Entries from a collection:
start

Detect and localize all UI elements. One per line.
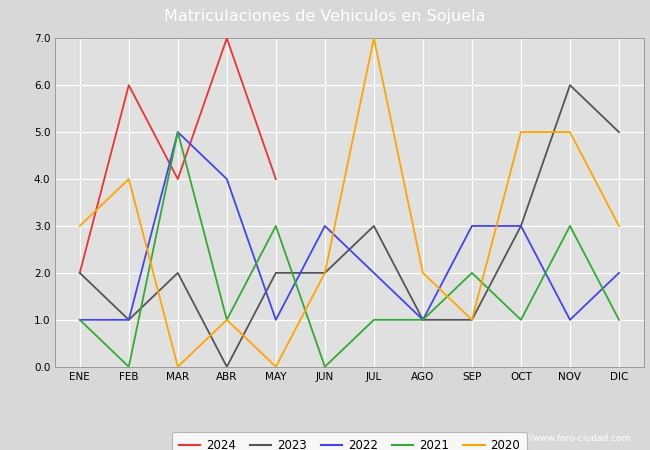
Text: Matriculaciones de Vehiculos en Sojuela: Matriculaciones de Vehiculos en Sojuela xyxy=(164,9,486,24)
Text: http://www.foro-ciudad.com: http://www.foro-ciudad.com xyxy=(505,434,630,443)
Legend: 2024, 2023, 2022, 2021, 2020: 2024, 2023, 2022, 2021, 2020 xyxy=(172,432,527,450)
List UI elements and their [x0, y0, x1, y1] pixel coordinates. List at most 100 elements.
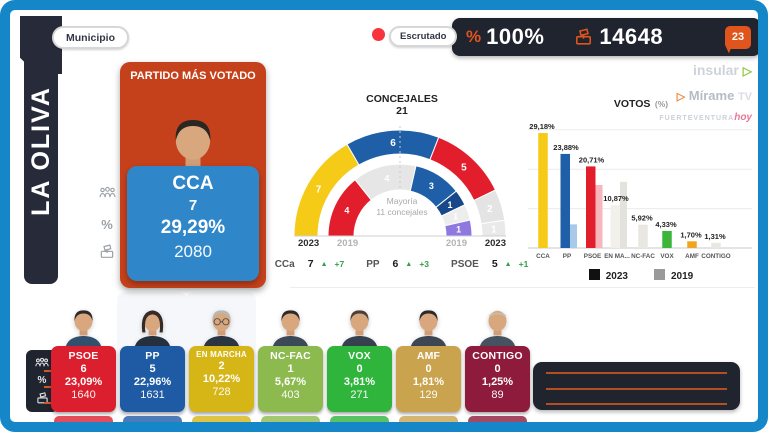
- majority-line2: 11 concejales: [376, 206, 428, 217]
- party-name: CONTIGO: [472, 350, 523, 362]
- svg-text:1: 1: [456, 225, 461, 235]
- most-voted-pct: 29,29%: [160, 217, 226, 238]
- party-votes: 89: [491, 389, 504, 401]
- svg-text:1: 1: [447, 200, 452, 210]
- party-pct: 1,81%: [412, 376, 445, 388]
- svg-text:4,33%: 4,33%: [655, 220, 677, 229]
- svg-text:PSOE: PSOE: [584, 253, 602, 260]
- svg-text:7: 7: [316, 185, 322, 196]
- party-seats: 6: [80, 363, 87, 375]
- section-divider: [290, 287, 755, 288]
- most-voted-party: CCA: [172, 173, 214, 194]
- empty-results-strip: [533, 362, 740, 410]
- gain-arrow-icon: ▲: [405, 260, 413, 268]
- party-pct: 23,09%: [64, 376, 103, 388]
- insular-logo-text: insular: [692, 62, 739, 78]
- party-seats: 2: [218, 360, 225, 372]
- svg-text:20,71%: 20,71%: [579, 155, 605, 164]
- candidate-photo: [267, 294, 314, 348]
- svg-text:NC-FAC: NC-FAC: [631, 253, 655, 260]
- party-card: EN MARCHA 2 10,22% 728: [189, 346, 254, 412]
- party-card: CONTIGO 0 1,25% 89: [465, 346, 530, 412]
- party-votes: 403: [281, 389, 300, 401]
- people-icon: [98, 186, 116, 198]
- party-column-psoe: PSOE 6 23,09% 1640: [51, 294, 116, 428]
- svg-text:29,18%: 29,18%: [529, 122, 555, 131]
- party-name: PSOE: [68, 350, 99, 362]
- party-seats: 1: [287, 363, 294, 375]
- legend-swatch-2019: [654, 269, 665, 280]
- ballot-box-icon: [100, 244, 114, 258]
- party-card: PSOE 6 23,09% 1640: [51, 346, 116, 412]
- gain-arrow-icon: ▲: [320, 260, 328, 268]
- party-seats: 0: [494, 363, 501, 375]
- party-pct: 3,81%: [343, 376, 376, 388]
- live-dot: [372, 28, 385, 41]
- party-pct: 1,25%: [481, 376, 514, 388]
- year-right-inner: 2019: [445, 238, 467, 249]
- party-name: AMF: [416, 350, 441, 362]
- party-votes: 271: [350, 389, 369, 401]
- svg-text:1: 1: [453, 212, 458, 222]
- party-card: VOX 0 3,81% 271: [327, 346, 392, 412]
- concejales-title: CONCEJALES 21: [292, 93, 512, 117]
- legend-change: +3: [419, 259, 430, 269]
- next-row-sliver: [192, 416, 251, 428]
- mirame-logo-text: Mírame: [688, 88, 735, 103]
- votes-legend: 2023 2019: [518, 266, 764, 284]
- party-votes: 1640: [71, 389, 96, 401]
- people-icon: [35, 357, 49, 367]
- row-line: [44, 402, 51, 404]
- party-name: VOX: [348, 350, 371, 362]
- candidate-photo: [129, 294, 176, 348]
- party-column-amf: AMF 0 1,81% 129: [396, 294, 461, 428]
- svg-text:1,70%: 1,70%: [680, 230, 702, 239]
- most-voted-card: PARTIDO MÁS VOTADO CCA 7 29,29% 2080: [120, 62, 266, 288]
- candidate-photo: [474, 294, 521, 348]
- svg-text:2: 2: [487, 204, 493, 215]
- municipality-bar: LA OLIVA: [24, 18, 58, 284]
- party-pct: 10,22%: [202, 373, 241, 385]
- svg-text:1,31%: 1,31%: [704, 232, 726, 241]
- year-right-outer: 2023: [484, 238, 506, 249]
- party-name: PP: [145, 350, 160, 362]
- svg-text:10,87%: 10,87%: [603, 194, 629, 203]
- percent-icon: %: [37, 374, 47, 386]
- party-seats: 0: [356, 363, 363, 375]
- party-card: PP 5 22,96% 1631: [120, 346, 185, 412]
- legend-name: CCa: [274, 258, 295, 270]
- votes-chart: VOTOS (%) 29,18% CCA 23,88% PP 20,71% PSOE 10,…: [518, 94, 764, 290]
- svg-text:EN MA...: EN MA...: [604, 253, 630, 260]
- most-voted-title: PARTIDO MÁS VOTADO: [130, 70, 256, 82]
- ballot-box-icon: [574, 27, 593, 47]
- majority-line1: Mayoría: [386, 196, 418, 206]
- most-voted-result-box: CCA 7 29,29% 2080: [127, 166, 259, 281]
- watermark-fuerteventura-hoy: FUERTEVENTURAhoy: [659, 112, 752, 123]
- party-column-ncfac: NC-FAC 1 5,67% 403: [258, 294, 323, 428]
- municipalities-count-badge: 23: [725, 25, 751, 49]
- concejales-title-text: CONCEJALES: [366, 93, 438, 105]
- votes-title-suffix: (%): [654, 99, 669, 109]
- next-row-sliver: [54, 416, 113, 428]
- candidate-photo: [336, 294, 383, 348]
- votes-title-text: VOTOS: [613, 98, 651, 110]
- svg-text:VOX: VOX: [660, 253, 674, 260]
- svg-text:1: 1: [491, 224, 497, 235]
- percent-icon: %: [466, 27, 482, 46]
- year-left-outer: 2023: [298, 238, 320, 249]
- municipio-tab: Municipio: [52, 26, 129, 49]
- party-seats: 0: [425, 363, 432, 375]
- most-voted-seats: 7: [188, 197, 198, 214]
- majority-note: Mayoría 11 concejales: [292, 196, 512, 217]
- municipality-name: LA OLIVA: [26, 86, 55, 216]
- play-icon: ▷: [742, 64, 752, 78]
- svg-text:4: 4: [344, 206, 349, 216]
- svg-text:5: 5: [461, 163, 467, 174]
- party-card: AMF 0 1,81% 129: [396, 346, 461, 412]
- legend-name: PSOE: [451, 258, 479, 270]
- legend-swatch-2023: [588, 269, 600, 280]
- year-left-inner: 2019: [337, 238, 359, 249]
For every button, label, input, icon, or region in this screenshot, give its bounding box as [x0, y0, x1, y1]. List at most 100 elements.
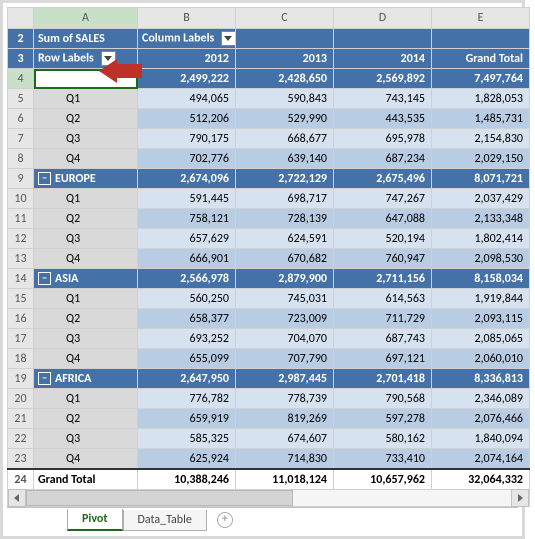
data-cell[interactable]: 2,154,830 — [432, 129, 530, 149]
quarter-label[interactable]: Q2 — [34, 309, 138, 329]
row-header[interactable]: 19 — [8, 369, 34, 389]
row-header[interactable]: 8 — [8, 149, 34, 169]
scroll-thumb[interactable] — [26, 490, 293, 506]
data-cell[interactable]: 2,060,010 — [432, 349, 530, 369]
data-cell[interactable]: 443,535 — [334, 109, 432, 129]
row-header[interactable]: 4 — [8, 69, 34, 89]
quarter-label[interactable]: Q4 — [34, 349, 138, 369]
row-header[interactable]: 10 — [8, 189, 34, 209]
row-header[interactable]: 20 — [8, 389, 34, 409]
year-2012[interactable]: 2012 — [138, 49, 236, 69]
add-sheet-button[interactable]: + — [207, 509, 243, 531]
data-cell[interactable]: 747,267 — [334, 189, 432, 209]
data-cell[interactable]: 2,029,150 — [432, 149, 530, 169]
column-labels[interactable]: Column Labels — [138, 29, 236, 49]
quarter-label[interactable]: Q1 — [34, 389, 138, 409]
quarter-label[interactable]: Q4 — [34, 249, 138, 269]
data-cell[interactable]: 1,840,094 — [432, 429, 530, 449]
data-cell[interactable]: 1,802,414 — [432, 229, 530, 249]
data-cell[interactable]: 580,162 — [334, 429, 432, 449]
data-cell[interactable]: 655,099 — [138, 349, 236, 369]
data-cell[interactable]: 614,563 — [334, 289, 432, 309]
year-2014[interactable]: 2014 — [334, 49, 432, 69]
data-cell[interactable]: 2,098,530 — [432, 249, 530, 269]
data-cell[interactable]: 1,919,844 — [432, 289, 530, 309]
quarter-label[interactable]: Q2 — [34, 409, 138, 429]
row-header[interactable]: 5 — [8, 89, 34, 109]
row-header[interactable]: 21 — [8, 409, 34, 429]
col-header-B[interactable]: B — [138, 8, 236, 29]
data-cell[interactable]: 512,206 — [138, 109, 236, 129]
data-cell[interactable]: 658,377 — [138, 309, 236, 329]
row-labels-dropdown-icon[interactable] — [101, 51, 116, 66]
data-cell[interactable]: 790,175 — [138, 129, 236, 149]
collapse-icon[interactable]: − — [38, 172, 51, 185]
quarter-label[interactable]: Q4 — [34, 149, 138, 169]
data-cell[interactable]: 625,924 — [138, 449, 236, 470]
column-labels-dropdown-icon[interactable] — [221, 31, 235, 46]
group-americas[interactable]: −AMERICAS — [34, 69, 138, 89]
row-header[interactable]: 3 — [8, 49, 34, 69]
data-cell[interactable]: 790,568 — [334, 389, 432, 409]
row-header[interactable]: 7 — [8, 129, 34, 149]
quarter-label[interactable]: Q3 — [34, 329, 138, 349]
data-cell[interactable]: 819,269 — [236, 409, 334, 429]
data-cell[interactable]: 760,947 — [334, 249, 432, 269]
data-cell[interactable]: 687,234 — [334, 149, 432, 169]
col-header-D[interactable]: D — [334, 8, 432, 29]
scroll-right-button[interactable] — [511, 489, 529, 507]
horizontal-scrollbar[interactable] — [26, 490, 511, 506]
data-cell[interactable]: 674,607 — [236, 429, 334, 449]
quarter-label[interactable]: Q1 — [34, 289, 138, 309]
data-cell[interactable]: 2,093,115 — [432, 309, 530, 329]
row-header[interactable]: 18 — [8, 349, 34, 369]
data-cell[interactable]: 776,782 — [138, 389, 236, 409]
data-cell[interactable]: 743,145 — [334, 89, 432, 109]
data-cell[interactable]: 707,790 — [236, 349, 334, 369]
row-header[interactable]: 23 — [8, 449, 34, 470]
group-africa[interactable]: −AFRICA — [34, 369, 138, 389]
collapse-icon[interactable]: − — [38, 272, 51, 285]
row-header[interactable]: 2 — [8, 29, 34, 49]
data-cell[interactable]: 1,828,053 — [432, 89, 530, 109]
data-cell[interactable]: 778,739 — [236, 389, 334, 409]
data-cell[interactable]: 2,133,348 — [432, 209, 530, 229]
quarter-label[interactable]: Q3 — [34, 229, 138, 249]
row-header[interactable]: 24 — [8, 469, 34, 490]
data-cell[interactable]: 2,085,065 — [432, 329, 530, 349]
row-header[interactable]: 6 — [8, 109, 34, 129]
data-cell[interactable]: 702,776 — [138, 149, 236, 169]
row-labels[interactable]: Row Labels — [34, 49, 138, 69]
data-cell[interactable]: 698,717 — [236, 189, 334, 209]
data-cell[interactable]: 659,919 — [138, 409, 236, 429]
group-europe[interactable]: −EUROPE — [34, 169, 138, 189]
quarter-label[interactable]: Q3 — [34, 129, 138, 149]
data-cell[interactable]: 711,729 — [334, 309, 432, 329]
row-header[interactable]: 14 — [8, 269, 34, 289]
year-2013[interactable]: 2013 — [236, 49, 334, 69]
data-cell[interactable]: 1,485,731 — [432, 109, 530, 129]
data-cell[interactable]: 590,843 — [236, 89, 334, 109]
data-cell[interactable]: 714,830 — [236, 449, 334, 470]
data-cell[interactable]: 687,743 — [334, 329, 432, 349]
quarter-label[interactable]: Q2 — [34, 209, 138, 229]
data-cell[interactable]: 639,140 — [236, 149, 334, 169]
quarter-label[interactable]: Q2 — [34, 109, 138, 129]
row-header[interactable]: 17 — [8, 329, 34, 349]
data-cell[interactable]: 2,074,164 — [432, 449, 530, 470]
row-header[interactable]: 12 — [8, 229, 34, 249]
tab-data-table[interactable]: Data_Table — [123, 510, 207, 531]
data-cell[interactable]: 2,037,429 — [432, 189, 530, 209]
data-cell[interactable]: 520,194 — [334, 229, 432, 249]
data-cell[interactable]: 697,121 — [334, 349, 432, 369]
col-header-C[interactable]: C — [236, 8, 334, 29]
data-cell[interactable]: 695,978 — [334, 129, 432, 149]
scroll-left-button[interactable] — [8, 489, 26, 507]
quarter-label[interactable]: Q1 — [34, 89, 138, 109]
col-header-E[interactable]: E — [432, 8, 530, 29]
data-cell[interactable]: 670,682 — [236, 249, 334, 269]
data-cell[interactable]: 733,410 — [334, 449, 432, 470]
row-header[interactable]: 13 — [8, 249, 34, 269]
data-cell[interactable]: 597,278 — [334, 409, 432, 429]
data-cell[interactable]: 494,065 — [138, 89, 236, 109]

end

## Goal of the exercise
Reproduce word for word the stretch of data from the line containing "Text: Matriculaciones de" through the line containing "List UI elements", including both of those lines.

## Answer to this problem
Text: Matriculaciones de Vehiculos en Sojuela: Matriculaciones de Vehiculos en Sojuela xyxy=(164,9,486,24)
Text: http://www.foro-ciudad.com: http://www.foro-ciudad.com xyxy=(505,434,630,443)
Legend: 2024, 2023, 2022, 2021, 2020: 2024, 2023, 2022, 2021, 2020 xyxy=(172,432,527,450)
List UI elements and their [x0, y0, x1, y1] pixel coordinates. List at most 100 elements.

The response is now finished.